▸ **TASK REQUIREMENTS**:
Would you transcribe the listing that follows, character for character, and omit its images?

▸ **DATA ROWS**:

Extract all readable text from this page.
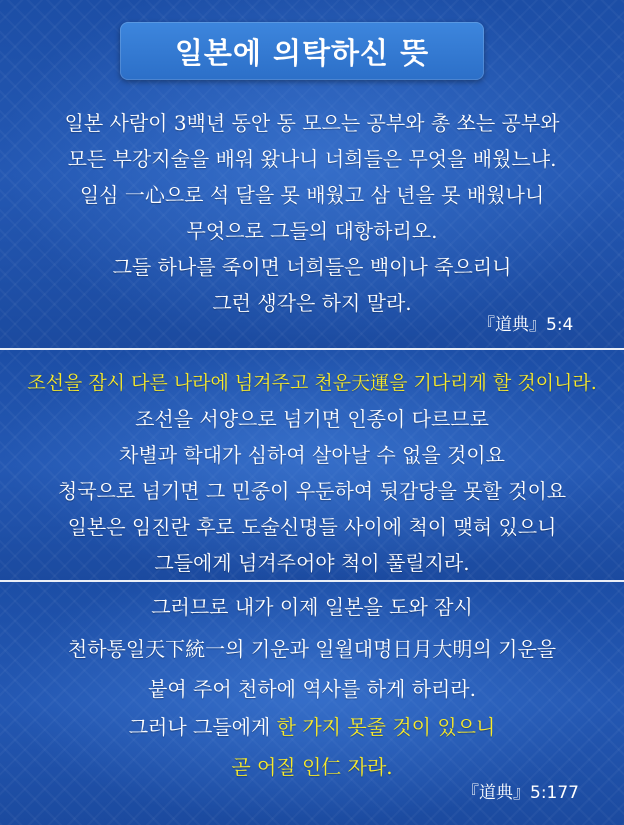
일본에 의탁하신 뜻
일본 사람이 3백년 동안 동 모으는 공부와 총 쏘는 공부와
모든 부강지술을 배워 왔나니 너희들은 무엇을 배웠느냐.
일심 一心으로 석 달을 못 배웠고 삼 년을 못 배웠나니
무엇으로 그들의 대항하리오.
그들 하나를 죽이면 너희들은 백이나 죽으리니
그런 생각은 하지 말라.
『道典』5:4
조선을 잠시 다른 나라에 넘겨주고 천운天運을 기다리게 할 것이니라.
조선을 서양으로 넘기면 인종이 다르므로
차별과 학대가 심하여 살아날 수 없을 것이요
청국으로 넘기면 그 민중이 우둔하여 뒷감당을 못할 것이요
일본은 임진란 후로 도술신명들 사이에 척이 맺혀 있으니
그들에게 넘겨주어야 척이 풀릴지라.
그러므로 내가 이제 일본을 도와 잠시
천하통일天下統一의 기운과 일월대명日月大明의 기운을
붙여 주어 천하에 역사를 하게 하리라.
그러나 그들에게 한 가지 못줄 것이 있으니
곧 어질 인仁 자라.
『道典』5:177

▸ **TASK OUTPUT**:
Extract all readable text from this page.
일본에 의탁하신 뜻
일본 사람이 3백년 동안 동 모으는 공부와 총 쏘는 공부와
모든 부강지술을 배워 왔나니 너희들은 무엇을 배웠느냐.
일심 一心으로 석 달을 못 배웠고 삼 년을 못 배웠나니
무엇으로 그들의 대항하리오.
그들 하나를 죽이면 너희들은 백이나 죽으리니
그런 생각은 하지 말라.
『道典』5:4
조선을 잠시 다른 나라에 넘겨주고 천운天運을 기다리게 할 것이니라.
조선을 서양으로 넘기면 인종이 다르므로
차별과 학대가 심하여 살아날 수 없을 것이요
청국으로 넘기면 그 민중이 우둔하여 뒷감당을 못할 것이요
일본은 임진란 후로 도술신명들 사이에 척이 맺혀 있으니
그들에게 넘겨주어야 척이 풀릴지라.
그러므로 내가 이제 일본을 도와 잠시
천하통일天下統一의 기운과 일월대명日月大明의 기운을
붙여 주어 천하에 역사를 하게 하리라.
그러나 그들에게 한 가지 못줄 것이 있으니
곧 어질 인仁 자라.
『道典』5:177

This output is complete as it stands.